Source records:
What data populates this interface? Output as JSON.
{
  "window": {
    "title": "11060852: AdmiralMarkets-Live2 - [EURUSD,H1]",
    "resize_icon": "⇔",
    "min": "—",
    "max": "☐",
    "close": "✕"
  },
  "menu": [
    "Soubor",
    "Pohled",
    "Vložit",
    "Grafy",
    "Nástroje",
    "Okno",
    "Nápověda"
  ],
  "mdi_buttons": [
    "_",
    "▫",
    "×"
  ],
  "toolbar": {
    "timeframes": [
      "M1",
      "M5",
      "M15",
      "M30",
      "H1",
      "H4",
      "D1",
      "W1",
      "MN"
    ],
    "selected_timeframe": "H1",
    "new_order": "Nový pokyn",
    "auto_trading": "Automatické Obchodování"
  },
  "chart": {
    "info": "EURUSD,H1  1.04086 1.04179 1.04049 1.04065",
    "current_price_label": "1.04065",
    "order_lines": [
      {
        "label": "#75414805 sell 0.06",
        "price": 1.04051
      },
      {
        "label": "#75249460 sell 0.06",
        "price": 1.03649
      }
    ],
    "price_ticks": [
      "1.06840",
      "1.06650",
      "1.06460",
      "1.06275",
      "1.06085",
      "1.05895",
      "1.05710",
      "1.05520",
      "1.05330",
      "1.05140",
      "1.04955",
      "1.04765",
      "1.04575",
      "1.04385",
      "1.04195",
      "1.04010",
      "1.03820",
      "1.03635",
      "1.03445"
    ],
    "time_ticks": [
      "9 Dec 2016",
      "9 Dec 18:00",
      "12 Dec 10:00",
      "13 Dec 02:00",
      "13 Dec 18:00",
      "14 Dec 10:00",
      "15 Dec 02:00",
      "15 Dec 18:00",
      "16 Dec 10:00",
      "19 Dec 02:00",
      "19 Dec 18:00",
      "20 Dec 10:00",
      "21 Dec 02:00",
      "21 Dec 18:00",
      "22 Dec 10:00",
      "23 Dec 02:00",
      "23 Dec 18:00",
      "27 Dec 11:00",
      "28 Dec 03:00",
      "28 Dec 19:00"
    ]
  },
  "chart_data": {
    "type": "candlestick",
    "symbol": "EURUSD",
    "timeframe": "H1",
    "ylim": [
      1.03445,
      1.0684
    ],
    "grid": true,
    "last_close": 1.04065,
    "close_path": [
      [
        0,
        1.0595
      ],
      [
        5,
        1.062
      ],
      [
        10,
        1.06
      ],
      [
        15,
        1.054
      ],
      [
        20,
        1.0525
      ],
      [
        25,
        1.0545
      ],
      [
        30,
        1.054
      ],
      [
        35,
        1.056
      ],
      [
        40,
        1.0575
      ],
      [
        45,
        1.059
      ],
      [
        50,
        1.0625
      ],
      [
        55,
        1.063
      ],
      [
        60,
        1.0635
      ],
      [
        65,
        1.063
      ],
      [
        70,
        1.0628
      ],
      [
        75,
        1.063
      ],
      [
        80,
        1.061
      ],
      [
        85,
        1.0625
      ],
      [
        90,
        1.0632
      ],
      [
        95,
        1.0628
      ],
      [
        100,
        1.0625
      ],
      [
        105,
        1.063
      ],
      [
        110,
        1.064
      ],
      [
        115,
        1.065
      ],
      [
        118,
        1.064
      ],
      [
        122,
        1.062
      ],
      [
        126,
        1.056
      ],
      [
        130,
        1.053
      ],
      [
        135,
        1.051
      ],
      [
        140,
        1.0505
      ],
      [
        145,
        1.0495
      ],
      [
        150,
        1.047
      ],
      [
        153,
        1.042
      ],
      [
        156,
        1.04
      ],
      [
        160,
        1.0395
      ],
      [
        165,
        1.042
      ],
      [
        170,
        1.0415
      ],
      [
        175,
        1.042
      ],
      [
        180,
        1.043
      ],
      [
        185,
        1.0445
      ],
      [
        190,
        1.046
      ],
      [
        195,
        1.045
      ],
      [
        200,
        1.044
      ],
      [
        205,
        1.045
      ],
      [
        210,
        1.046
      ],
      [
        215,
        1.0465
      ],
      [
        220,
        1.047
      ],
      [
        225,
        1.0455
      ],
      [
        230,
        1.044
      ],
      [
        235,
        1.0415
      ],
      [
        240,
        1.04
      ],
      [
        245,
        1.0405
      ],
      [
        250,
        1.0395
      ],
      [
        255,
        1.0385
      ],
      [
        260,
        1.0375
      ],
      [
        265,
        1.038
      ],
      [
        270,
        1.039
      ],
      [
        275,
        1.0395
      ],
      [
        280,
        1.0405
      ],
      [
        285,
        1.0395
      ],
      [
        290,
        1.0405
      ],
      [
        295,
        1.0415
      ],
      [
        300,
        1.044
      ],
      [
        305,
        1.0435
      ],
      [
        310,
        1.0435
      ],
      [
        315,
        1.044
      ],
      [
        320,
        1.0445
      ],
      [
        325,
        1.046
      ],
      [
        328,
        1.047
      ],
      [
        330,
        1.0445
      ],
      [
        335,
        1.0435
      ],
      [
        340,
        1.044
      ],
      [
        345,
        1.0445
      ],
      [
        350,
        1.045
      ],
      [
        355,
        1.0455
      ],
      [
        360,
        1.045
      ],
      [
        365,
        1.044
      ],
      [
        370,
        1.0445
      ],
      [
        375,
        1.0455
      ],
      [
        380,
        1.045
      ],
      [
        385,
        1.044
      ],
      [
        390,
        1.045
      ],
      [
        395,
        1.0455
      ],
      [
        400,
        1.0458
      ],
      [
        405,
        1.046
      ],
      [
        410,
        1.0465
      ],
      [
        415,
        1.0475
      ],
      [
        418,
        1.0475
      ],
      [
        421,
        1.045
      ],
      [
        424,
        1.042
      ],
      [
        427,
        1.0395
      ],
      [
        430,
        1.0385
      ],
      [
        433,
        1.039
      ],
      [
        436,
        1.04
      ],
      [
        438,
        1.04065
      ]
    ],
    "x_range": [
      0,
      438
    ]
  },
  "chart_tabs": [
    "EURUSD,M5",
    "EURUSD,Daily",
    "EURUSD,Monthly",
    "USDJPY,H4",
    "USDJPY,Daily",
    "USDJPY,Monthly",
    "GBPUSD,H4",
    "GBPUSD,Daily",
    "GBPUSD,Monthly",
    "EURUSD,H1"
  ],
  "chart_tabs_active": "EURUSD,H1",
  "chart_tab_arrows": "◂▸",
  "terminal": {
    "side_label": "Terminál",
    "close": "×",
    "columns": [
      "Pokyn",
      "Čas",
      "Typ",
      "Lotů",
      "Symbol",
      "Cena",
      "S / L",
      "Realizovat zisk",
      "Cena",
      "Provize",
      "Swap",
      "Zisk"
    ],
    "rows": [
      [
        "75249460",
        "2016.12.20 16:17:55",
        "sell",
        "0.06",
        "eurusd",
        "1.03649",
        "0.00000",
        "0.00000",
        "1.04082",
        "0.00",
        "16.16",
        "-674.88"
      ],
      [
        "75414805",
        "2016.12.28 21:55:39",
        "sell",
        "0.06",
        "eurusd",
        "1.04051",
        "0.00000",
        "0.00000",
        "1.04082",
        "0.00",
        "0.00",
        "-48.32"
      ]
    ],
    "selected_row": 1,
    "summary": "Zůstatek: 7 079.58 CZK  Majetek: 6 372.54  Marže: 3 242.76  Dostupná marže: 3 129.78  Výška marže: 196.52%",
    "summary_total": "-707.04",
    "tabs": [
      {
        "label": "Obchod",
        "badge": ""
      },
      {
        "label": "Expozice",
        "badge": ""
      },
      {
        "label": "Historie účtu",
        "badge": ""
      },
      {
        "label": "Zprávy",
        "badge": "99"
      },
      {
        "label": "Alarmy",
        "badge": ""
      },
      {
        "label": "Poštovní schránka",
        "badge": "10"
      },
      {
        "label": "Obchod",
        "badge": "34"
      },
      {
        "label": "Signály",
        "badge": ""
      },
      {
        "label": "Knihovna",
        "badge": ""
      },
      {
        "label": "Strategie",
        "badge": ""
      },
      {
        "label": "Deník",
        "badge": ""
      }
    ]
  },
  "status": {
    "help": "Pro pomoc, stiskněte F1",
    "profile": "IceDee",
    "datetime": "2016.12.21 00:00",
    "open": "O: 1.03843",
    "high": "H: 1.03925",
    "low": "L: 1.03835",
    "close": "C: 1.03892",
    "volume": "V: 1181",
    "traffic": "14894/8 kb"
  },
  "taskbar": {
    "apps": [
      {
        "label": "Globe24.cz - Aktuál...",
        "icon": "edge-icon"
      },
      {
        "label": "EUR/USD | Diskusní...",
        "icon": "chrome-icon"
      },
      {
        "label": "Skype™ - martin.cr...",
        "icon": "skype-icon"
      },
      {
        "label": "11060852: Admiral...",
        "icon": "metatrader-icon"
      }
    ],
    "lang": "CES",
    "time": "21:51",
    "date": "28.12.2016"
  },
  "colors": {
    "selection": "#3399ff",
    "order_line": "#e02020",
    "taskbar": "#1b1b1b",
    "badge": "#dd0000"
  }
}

- _WRITTEN PROBLEM_: Which lines include the word "USDJPY"? Copy every one of them.

- _RESPONSE TO THIS EXERCISE_:
    "USDJPY,H4",
    "USDJPY,Daily",
    "USDJPY,Monthly",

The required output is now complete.